EXERCISE DETAILS:
From the records below, give the number of lines that contain the string "zarejestrowano", without any other text.

RECORDS TO USE:
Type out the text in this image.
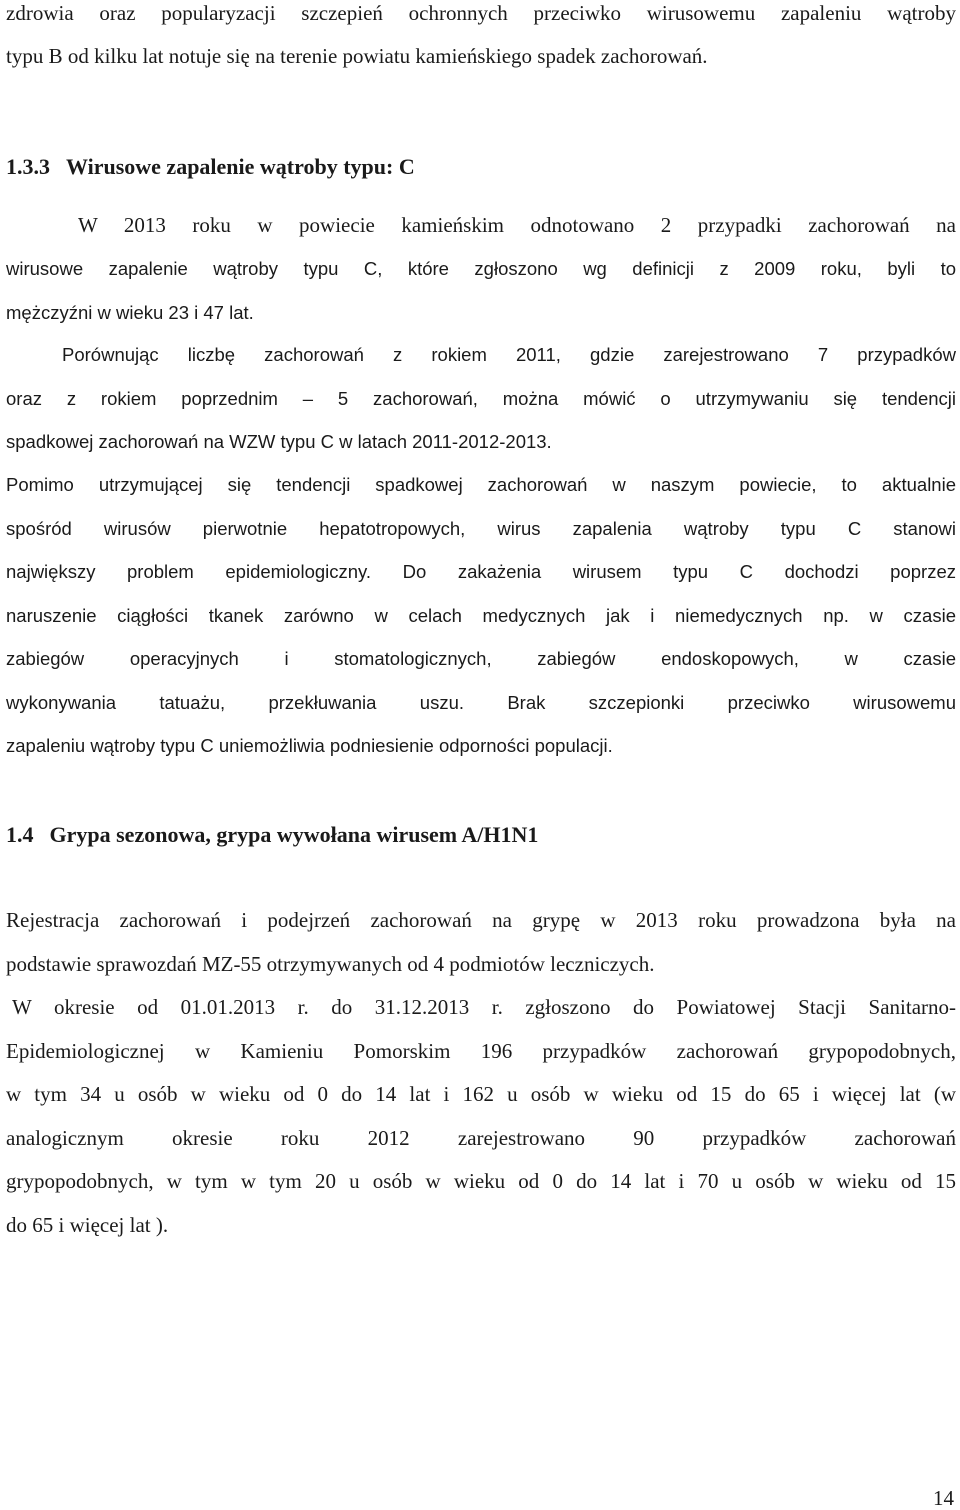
zdrowia oraz popularyzacji szczepień ochronnych przeciwko wirusowemu zapaleniu wątroby

typu B od kilku lat notuje się na terenie powiatu kamieńskiego spadek zachorowań.

1.3.3 Wirusowe zapalenie wątroby typu: C

W 2013 roku w powiecie kamieńskim odnotowano 2 przypadki zachorowań na

wirusowe zapalenie wątroby typu C, które zgłoszono wg definicji z 2009 roku, byli to

mężczyźni w wieku 23 i 47 lat.

Porównując liczbę zachorowań z rokiem 2011, gdzie zarejestrowano 7 przypadków

oraz z rokiem poprzednim – 5 zachorowań, można mówić o utrzymywaniu się tendencji

spadkowej zachorowań na WZW typu C w latach 2011-2012-2013.

Pomimo utrzymującej się tendencji spadkowej zachorowań w naszym powiecie, to aktualnie

spośród wirusów pierwotnie hepatotropowych, wirus zapalenia wątroby typu C stanowi

największy problem epidemiologiczny. Do zakażenia wirusem typu C dochodzi poprzez

naruszenie ciągłości tkanek zarówno w celach medycznych jak i niemedycznych np. w czasie

zabiegów operacyjnych i stomatologicznych, zabiegów endoskopowych, w czasie

wykonywania tatuażu, przekłuwania uszu. Brak szczepionki przeciwko wirusowemu

zapaleniu wątroby typu C uniemożliwia podniesienie odporności populacji.

1.4 Grypa sezonowa, grypa wywołana wirusem A/H1N1

Rejestracja zachorowań i podejrzeń zachorowań na grypę w 2013 roku prowadzona była na

podstawie sprawozdań MZ-55 otrzymywanych od 4 podmiotów leczniczych.

W okresie od 01.01.2013 r. do 31.12.2013 r. zgłoszono do Powiatowej Stacji Sanitarno-

Epidemiologicznej w Kamieniu Pomorskim 196 przypadków zachorowań grypopodobnych,

w tym 34 u osób w wieku od 0 do 14 lat i 162 u osób w wieku od 15 do 65 i więcej lat (w

analogicznym okresie roku 2012 zarejestrowano 90 przypadków zachorowań

grypopodobnych, w tym w tym 20 u osób w wieku od 0 do 14 lat i 70 u osób w wieku od 15

do 65 i więcej lat ).

14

RESULT FOR THIS EXERCISE:
2